# What you need to do:
Please copy all of the material below without changing a character, and leave out the pictures.
────
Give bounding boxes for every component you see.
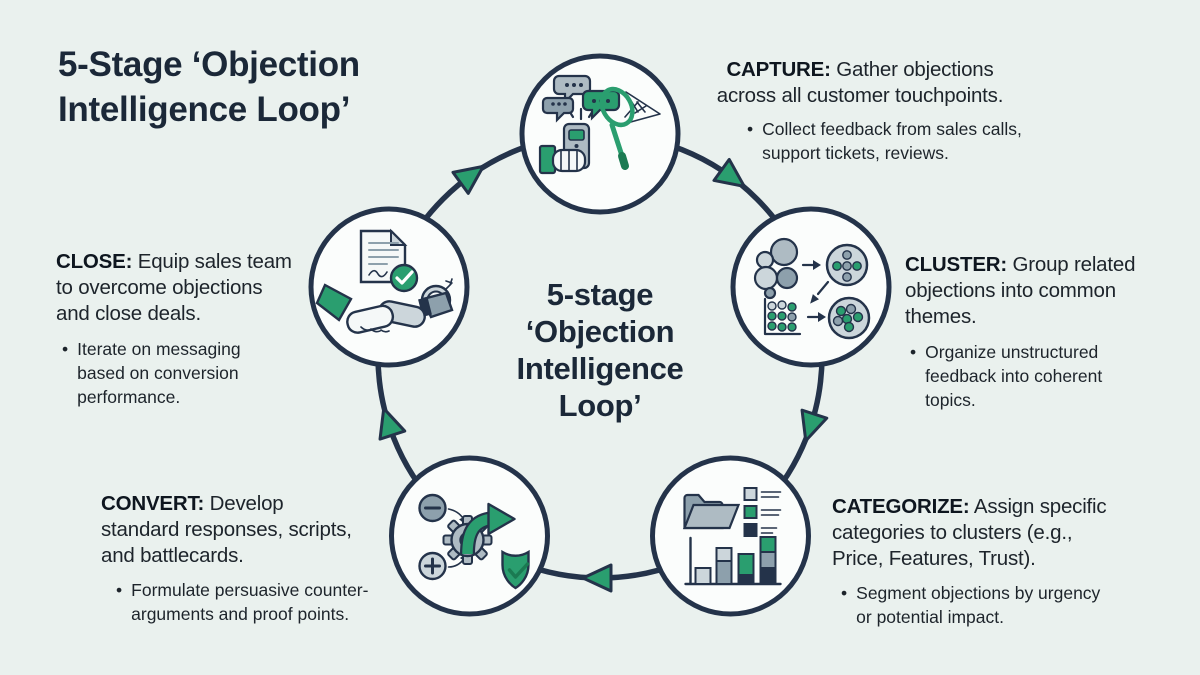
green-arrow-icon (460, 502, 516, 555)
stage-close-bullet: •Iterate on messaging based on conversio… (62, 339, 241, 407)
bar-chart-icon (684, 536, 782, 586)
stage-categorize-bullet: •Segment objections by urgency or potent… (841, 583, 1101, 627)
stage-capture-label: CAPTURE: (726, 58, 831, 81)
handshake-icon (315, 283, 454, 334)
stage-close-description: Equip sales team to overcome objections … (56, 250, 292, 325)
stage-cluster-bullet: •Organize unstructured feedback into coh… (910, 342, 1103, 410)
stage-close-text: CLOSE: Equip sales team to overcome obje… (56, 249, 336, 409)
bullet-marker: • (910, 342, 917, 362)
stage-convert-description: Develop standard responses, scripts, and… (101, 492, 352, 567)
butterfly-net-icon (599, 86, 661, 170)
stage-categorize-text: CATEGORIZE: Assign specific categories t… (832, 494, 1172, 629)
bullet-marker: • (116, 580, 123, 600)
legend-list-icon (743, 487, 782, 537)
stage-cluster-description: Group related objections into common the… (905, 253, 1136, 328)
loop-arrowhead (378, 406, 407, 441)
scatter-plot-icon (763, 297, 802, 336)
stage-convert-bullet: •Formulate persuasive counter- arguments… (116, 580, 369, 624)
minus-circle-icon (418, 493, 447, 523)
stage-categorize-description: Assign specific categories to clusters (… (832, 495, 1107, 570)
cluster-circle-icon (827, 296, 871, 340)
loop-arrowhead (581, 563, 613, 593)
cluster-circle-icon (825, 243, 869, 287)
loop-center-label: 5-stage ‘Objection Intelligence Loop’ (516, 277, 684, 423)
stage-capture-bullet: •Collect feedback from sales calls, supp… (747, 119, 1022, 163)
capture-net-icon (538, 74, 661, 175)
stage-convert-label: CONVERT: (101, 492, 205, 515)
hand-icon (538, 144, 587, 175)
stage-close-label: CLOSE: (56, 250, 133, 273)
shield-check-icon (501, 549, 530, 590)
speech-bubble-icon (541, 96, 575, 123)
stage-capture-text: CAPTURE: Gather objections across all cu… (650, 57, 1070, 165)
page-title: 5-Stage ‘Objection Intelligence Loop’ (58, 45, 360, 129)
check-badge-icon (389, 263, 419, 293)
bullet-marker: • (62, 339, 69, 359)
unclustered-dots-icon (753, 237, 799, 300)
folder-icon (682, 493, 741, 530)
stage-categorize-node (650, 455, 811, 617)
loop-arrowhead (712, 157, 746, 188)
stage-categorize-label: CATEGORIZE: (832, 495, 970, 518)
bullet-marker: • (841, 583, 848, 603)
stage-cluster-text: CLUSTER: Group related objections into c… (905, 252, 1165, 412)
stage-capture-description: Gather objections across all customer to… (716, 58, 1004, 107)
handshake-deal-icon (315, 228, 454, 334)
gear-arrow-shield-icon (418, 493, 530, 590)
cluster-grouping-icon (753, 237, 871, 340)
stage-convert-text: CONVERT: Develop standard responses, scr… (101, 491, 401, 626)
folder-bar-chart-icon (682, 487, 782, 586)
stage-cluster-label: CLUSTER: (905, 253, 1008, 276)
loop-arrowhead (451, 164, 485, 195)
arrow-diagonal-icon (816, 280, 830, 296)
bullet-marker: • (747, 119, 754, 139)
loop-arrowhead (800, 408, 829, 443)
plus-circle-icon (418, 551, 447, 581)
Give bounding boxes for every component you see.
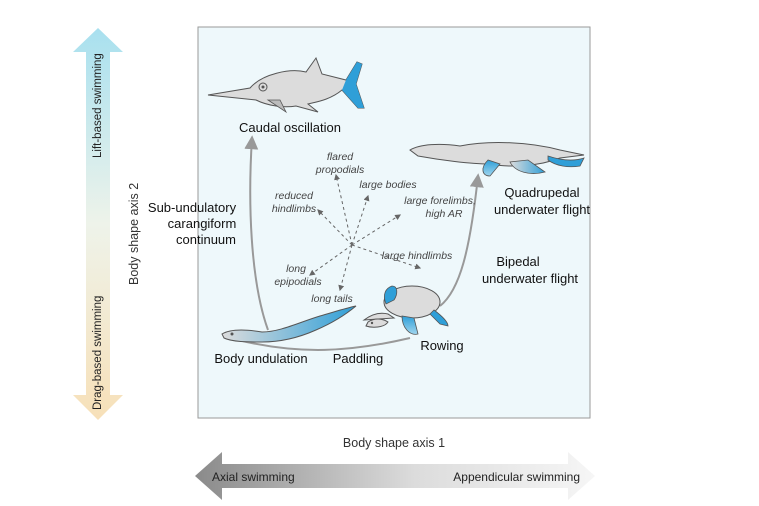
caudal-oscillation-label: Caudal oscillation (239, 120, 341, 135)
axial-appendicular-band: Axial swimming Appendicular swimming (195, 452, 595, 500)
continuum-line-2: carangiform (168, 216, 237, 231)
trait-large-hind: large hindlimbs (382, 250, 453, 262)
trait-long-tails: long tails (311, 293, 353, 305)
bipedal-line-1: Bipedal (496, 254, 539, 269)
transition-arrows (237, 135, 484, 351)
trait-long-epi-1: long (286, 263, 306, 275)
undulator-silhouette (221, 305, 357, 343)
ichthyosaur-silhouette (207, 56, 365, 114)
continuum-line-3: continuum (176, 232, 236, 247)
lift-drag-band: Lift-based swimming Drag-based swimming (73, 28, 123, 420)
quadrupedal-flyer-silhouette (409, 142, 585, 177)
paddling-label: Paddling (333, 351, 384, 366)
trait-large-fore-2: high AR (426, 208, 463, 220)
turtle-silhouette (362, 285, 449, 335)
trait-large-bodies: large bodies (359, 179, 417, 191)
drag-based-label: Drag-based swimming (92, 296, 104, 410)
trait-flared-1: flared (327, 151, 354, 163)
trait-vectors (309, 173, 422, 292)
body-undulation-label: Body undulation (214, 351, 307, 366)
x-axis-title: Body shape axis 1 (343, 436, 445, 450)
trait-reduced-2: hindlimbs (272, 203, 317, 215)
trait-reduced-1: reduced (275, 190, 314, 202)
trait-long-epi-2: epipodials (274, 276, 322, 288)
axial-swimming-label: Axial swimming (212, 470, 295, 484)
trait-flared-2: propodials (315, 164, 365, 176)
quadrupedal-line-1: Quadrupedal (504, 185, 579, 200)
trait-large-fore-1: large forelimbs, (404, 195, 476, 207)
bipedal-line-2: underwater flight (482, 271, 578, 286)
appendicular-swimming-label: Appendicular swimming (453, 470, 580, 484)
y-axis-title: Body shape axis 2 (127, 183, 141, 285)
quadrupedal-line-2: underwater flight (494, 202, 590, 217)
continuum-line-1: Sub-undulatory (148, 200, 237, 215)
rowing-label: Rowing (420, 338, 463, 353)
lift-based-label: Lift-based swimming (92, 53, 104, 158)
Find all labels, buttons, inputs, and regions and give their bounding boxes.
────
# Solved problem:
Give bounding boxes for every component you see.
green-arrow-icon (460, 502, 516, 555)
stage-close-bullet: •Iterate on messaging based on conversio… (62, 339, 241, 407)
bar-chart-icon (684, 536, 782, 586)
stage-categorize-bullet: •Segment objections by urgency or potent… (841, 583, 1101, 627)
stage-capture-label: CAPTURE: (726, 58, 831, 81)
handshake-icon (315, 283, 454, 334)
stage-close-description: Equip sales team to overcome objections … (56, 250, 292, 325)
stage-cluster-bullet: •Organize unstructured feedback into coh… (910, 342, 1103, 410)
stage-close-text: CLOSE: Equip sales team to overcome obje… (56, 249, 336, 409)
bullet-marker: • (910, 342, 917, 362)
stage-convert-description: Develop standard responses, scripts, and… (101, 492, 352, 567)
butterfly-net-icon (599, 86, 661, 170)
stage-categorize-text: CATEGORIZE: Assign specific categories t… (832, 494, 1172, 629)
bullet-marker: • (116, 580, 123, 600)
legend-list-icon (743, 487, 782, 537)
stage-cluster-description: Group related objections into common the… (905, 253, 1136, 328)
loop-arrowhead (378, 406, 407, 441)
scatter-plot-icon (763, 297, 802, 336)
stage-convert-bullet: •Formulate persuasive counter- arguments… (116, 580, 369, 624)
minus-circle-icon (418, 493, 447, 523)
stage-categorize-description: Assign specific categories to clusters (… (832, 495, 1107, 570)
cluster-circle-icon (827, 296, 871, 340)
loop-arrowhead (581, 563, 613, 593)
cluster-circle-icon (825, 243, 869, 287)
loop-center-label: 5-stage ‘Objection Intelligence Loop’ (516, 277, 684, 423)
stage-capture-bullet: •Collect feedback from sales calls, supp… (747, 119, 1022, 163)
capture-net-icon (538, 74, 661, 175)
stage-convert-label: CONVERT: (101, 492, 205, 515)
hand-icon (538, 144, 587, 175)
stage-close-label: CLOSE: (56, 250, 133, 273)
shield-check-icon (501, 549, 530, 590)
speech-bubble-icon (541, 96, 575, 123)
stage-capture-text: CAPTURE: Gather objections across all cu… (650, 57, 1070, 165)
page-title: 5-Stage ‘Objection Intelligence Loop’ (58, 45, 360, 129)
check-badge-icon (389, 263, 419, 293)
bullet-marker: • (62, 339, 69, 359)
unclustered-dots-icon (753, 237, 799, 300)
folder-icon (682, 493, 741, 530)
stage-categorize-node (650, 455, 811, 617)
loop-arrowhead (712, 157, 746, 188)
stage-categorize-label: CATEGORIZE: (832, 495, 970, 518)
bullet-marker: • (841, 583, 848, 603)
stage-cluster-text: CLUSTER: Group related objections into c… (905, 252, 1165, 412)
stage-capture-description: Gather objections across all customer to… (716, 58, 1004, 107)
handshake-deal-icon (315, 228, 454, 334)
gear-arrow-shield-icon (418, 493, 530, 590)
cluster-grouping-icon (753, 237, 871, 340)
stage-convert-text: CONVERT: Develop standard responses, scr… (101, 491, 401, 626)
folder-bar-chart-icon (682, 487, 782, 586)
stage-cluster-label: CLUSTER: (905, 253, 1008, 276)
loop-arrowhead (451, 164, 485, 195)
arrow-diagonal-icon (816, 280, 830, 296)
bullet-marker: • (747, 119, 754, 139)
loop-arrowhead (800, 408, 829, 443)
plus-circle-icon (418, 551, 447, 581)
Give bounding boxes for every component you see.
caudal-oscillation-label: Caudal oscillation (239, 120, 341, 135)
axial-appendicular-band: Axial swimming Appendicular swimming (195, 452, 595, 500)
continuum-line-2: carangiform (168, 216, 237, 231)
trait-large-hind: large hindlimbs (382, 250, 453, 262)
trait-long-tails: long tails (311, 293, 353, 305)
bipedal-line-1: Bipedal (496, 254, 539, 269)
transition-arrows (237, 135, 484, 351)
trait-long-epi-1: long (286, 263, 306, 275)
undulator-silhouette (221, 305, 357, 343)
ichthyosaur-silhouette (207, 56, 365, 114)
continuum-line-3: continuum (176, 232, 236, 247)
lift-drag-band: Lift-based swimming Drag-based swimming (73, 28, 123, 420)
quadrupedal-flyer-silhouette (409, 142, 585, 177)
paddling-label: Paddling (333, 351, 384, 366)
trait-large-fore-2: high AR (426, 208, 463, 220)
turtle-silhouette (362, 285, 449, 335)
trait-large-bodies: large bodies (359, 179, 417, 191)
drag-based-label: Drag-based swimming (92, 296, 104, 410)
trait-flared-1: flared (327, 151, 354, 163)
trait-vectors (309, 173, 422, 292)
body-undulation-label: Body undulation (214, 351, 307, 366)
x-axis-title: Body shape axis 1 (343, 436, 445, 450)
trait-reduced-2: hindlimbs (272, 203, 317, 215)
trait-reduced-1: reduced (275, 190, 314, 202)
trait-long-epi-2: epipodials (274, 276, 322, 288)
axial-swimming-label: Axial swimming (212, 470, 295, 484)
trait-flared-2: propodials (315, 164, 365, 176)
quadrupedal-line-1: Quadrupedal (504, 185, 579, 200)
trait-large-fore-1: large forelimbs, (404, 195, 476, 207)
bipedal-line-2: underwater flight (482, 271, 578, 286)
appendicular-swimming-label: Appendicular swimming (453, 470, 580, 484)
y-axis-title: Body shape axis 2 (127, 183, 141, 285)
quadrupedal-line-2: underwater flight (494, 202, 590, 217)
continuum-line-1: Sub-undulatory (148, 200, 237, 215)
rowing-label: Rowing (420, 338, 463, 353)
lift-based-label: Lift-based swimming (92, 53, 104, 158)
Find all labels, buttons, inputs, and regions and give their bounding boxes.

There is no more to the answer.